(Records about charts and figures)
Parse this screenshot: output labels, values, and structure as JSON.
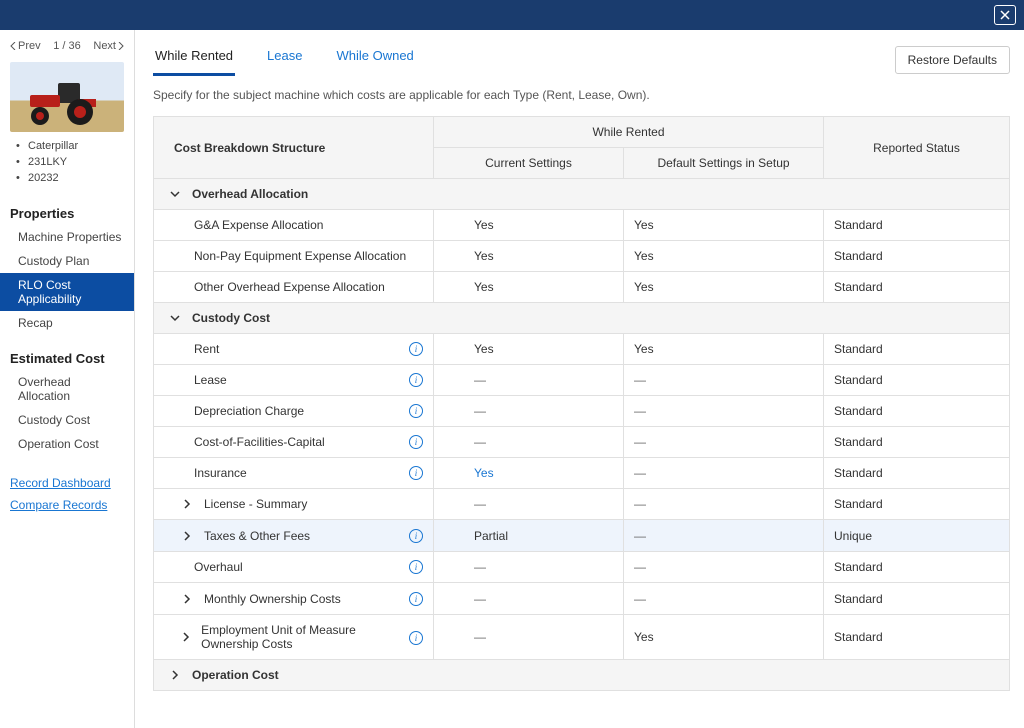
{
  "colors": {
    "brand": "#1a3c6e",
    "accent": "#0c4da2",
    "link": "#1976d2"
  },
  "topbar": {},
  "paging": {
    "prev": "Prev",
    "pos": "1 / 36",
    "next": "Next"
  },
  "meta": {
    "make": "Caterpillar",
    "model": "231LKY",
    "serial": "20232"
  },
  "nav": {
    "properties": {
      "title": "Properties",
      "items": [
        "Machine Properties",
        "Custody Plan",
        "RLO Cost Applicability",
        "Recap"
      ]
    },
    "estimated": {
      "title": "Estimated Cost",
      "items": [
        "Overhead Allocation",
        "Custody Cost",
        "Operation Cost"
      ]
    }
  },
  "links": {
    "dashboard": "Record Dashboard",
    "compare": "Compare Records"
  },
  "tabs": {
    "rented": "While Rented",
    "lease": "Lease",
    "owned": "While Owned"
  },
  "actions": {
    "restore": "Restore Defaults"
  },
  "subtitle": "Specify for the subject machine which costs are applicable for each Type (Rent, Lease, Own).",
  "table": {
    "head": {
      "cbs": "Cost Breakdown Structure",
      "group": "While Rented",
      "status": "Reported Status",
      "cur": "Current Settings",
      "def": "Default Settings in Setup"
    },
    "groups": {
      "overhead": {
        "label": "Overhead Allocation",
        "rows": [
          {
            "label": "G&A Expense Allocation",
            "cur": "Yes",
            "def": "Yes",
            "status": "Standard",
            "info": false
          },
          {
            "label": "Non-Pay Equipment Expense Allocation",
            "cur": "Yes",
            "def": "Yes",
            "status": "Standard",
            "info": false
          },
          {
            "label": "Other Overhead Expense Allocation",
            "cur": "Yes",
            "def": "Yes",
            "status": "Standard",
            "info": false
          }
        ]
      },
      "custody": {
        "label": "Custody Cost",
        "rows": [
          {
            "label": "Rent",
            "cur": "Yes",
            "def": "Yes",
            "status": "Standard",
            "info": true
          },
          {
            "label": "Lease",
            "cur": "—",
            "def": "—",
            "status": "Standard",
            "info": true
          },
          {
            "label": "Depreciation Charge",
            "cur": "—",
            "def": "—",
            "status": "Standard",
            "info": true
          },
          {
            "label": "Cost-of-Facilities-Capital",
            "cur": "—",
            "def": "—",
            "status": "Standard",
            "info": true
          },
          {
            "label": "Insurance",
            "cur": "Yes",
            "curlink": true,
            "def": "—",
            "status": "Standard",
            "info": true
          },
          {
            "label": "License - Summary",
            "cur": "—",
            "def": "—",
            "status": "Standard",
            "expand": true
          },
          {
            "label": "Taxes & Other Fees",
            "cur": "Partial",
            "def": "—",
            "status": "Unique",
            "info": true,
            "expand": true,
            "hl": true
          },
          {
            "label": "Overhaul",
            "cur": "—",
            "def": "—",
            "status": "Standard",
            "info": true
          },
          {
            "label": "Monthly Ownership Costs",
            "cur": "—",
            "def": "—",
            "status": "Standard",
            "info": true,
            "expand": true
          },
          {
            "label": "Employment Unit of Measure Ownership Costs",
            "cur": "—",
            "def": "Yes",
            "status": "Standard",
            "info": true,
            "expand": true
          }
        ]
      },
      "operation": {
        "label": "Operation Cost"
      }
    }
  }
}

● WHAT IS EXPECTED: Set down the records in full and exactly. Do not carry over any image.

● COMPLETED EXERCISE:
Parse this screenshot: output labels, values, and structure as JSON.
{
  "colors": {
    "brand": "#1a3c6e",
    "accent": "#0c4da2",
    "link": "#1976d2"
  },
  "topbar": {},
  "paging": {
    "prev": "Prev",
    "pos": "1 / 36",
    "next": "Next"
  },
  "meta": {
    "make": "Caterpillar",
    "model": "231LKY",
    "serial": "20232"
  },
  "nav": {
    "properties": {
      "title": "Properties",
      "items": [
        "Machine Properties",
        "Custody Plan",
        "RLO Cost Applicability",
        "Recap"
      ]
    },
    "estimated": {
      "title": "Estimated Cost",
      "items": [
        "Overhead Allocation",
        "Custody Cost",
        "Operation Cost"
      ]
    }
  },
  "links": {
    "dashboard": "Record Dashboard",
    "compare": "Compare Records"
  },
  "tabs": {
    "rented": "While Rented",
    "lease": "Lease",
    "owned": "While Owned"
  },
  "actions": {
    "restore": "Restore Defaults"
  },
  "subtitle": "Specify for the subject machine which costs are applicable for each Type (Rent, Lease, Own).",
  "table": {
    "head": {
      "cbs": "Cost Breakdown Structure",
      "group": "While Rented",
      "status": "Reported Status",
      "cur": "Current Settings",
      "def": "Default Settings in Setup"
    },
    "groups": {
      "overhead": {
        "label": "Overhead Allocation",
        "rows": [
          {
            "label": "G&A Expense Allocation",
            "cur": "Yes",
            "def": "Yes",
            "status": "Standard",
            "info": false
          },
          {
            "label": "Non-Pay Equipment Expense Allocation",
            "cur": "Yes",
            "def": "Yes",
            "status": "Standard",
            "info": false
          },
          {
            "label": "Other Overhead Expense Allocation",
            "cur": "Yes",
            "def": "Yes",
            "status": "Standard",
            "info": false
          }
        ]
      },
      "custody": {
        "label": "Custody Cost",
        "rows": [
          {
            "label": "Rent",
            "cur": "Yes",
            "def": "Yes",
            "status": "Standard",
            "info": true
          },
          {
            "label": "Lease",
            "cur": "—",
            "def": "—",
            "status": "Standard",
            "info": true
          },
          {
            "label": "Depreciation Charge",
            "cur": "—",
            "def": "—",
            "status": "Standard",
            "info": true
          },
          {
            "label": "Cost-of-Facilities-Capital",
            "cur": "—",
            "def": "—",
            "status": "Standard",
            "info": true
          },
          {
            "label": "Insurance",
            "cur": "Yes",
            "curlink": true,
            "def": "—",
            "status": "Standard",
            "info": true
          },
          {
            "label": "License - Summary",
            "cur": "—",
            "def": "—",
            "status": "Standard",
            "expand": true
          },
          {
            "label": "Taxes & Other Fees",
            "cur": "Partial",
            "def": "—",
            "status": "Unique",
            "info": true,
            "expand": true,
            "hl": true
          },
          {
            "label": "Overhaul",
            "cur": "—",
            "def": "—",
            "status": "Standard",
            "info": true
          },
          {
            "label": "Monthly Ownership Costs",
            "cur": "—",
            "def": "—",
            "status": "Standard",
            "info": true,
            "expand": true
          },
          {
            "label": "Employment Unit of Measure Ownership Costs",
            "cur": "—",
            "def": "Yes",
            "status": "Standard",
            "info": true,
            "expand": true
          }
        ]
      },
      "operation": {
        "label": "Operation Cost"
      }
    }
  }
}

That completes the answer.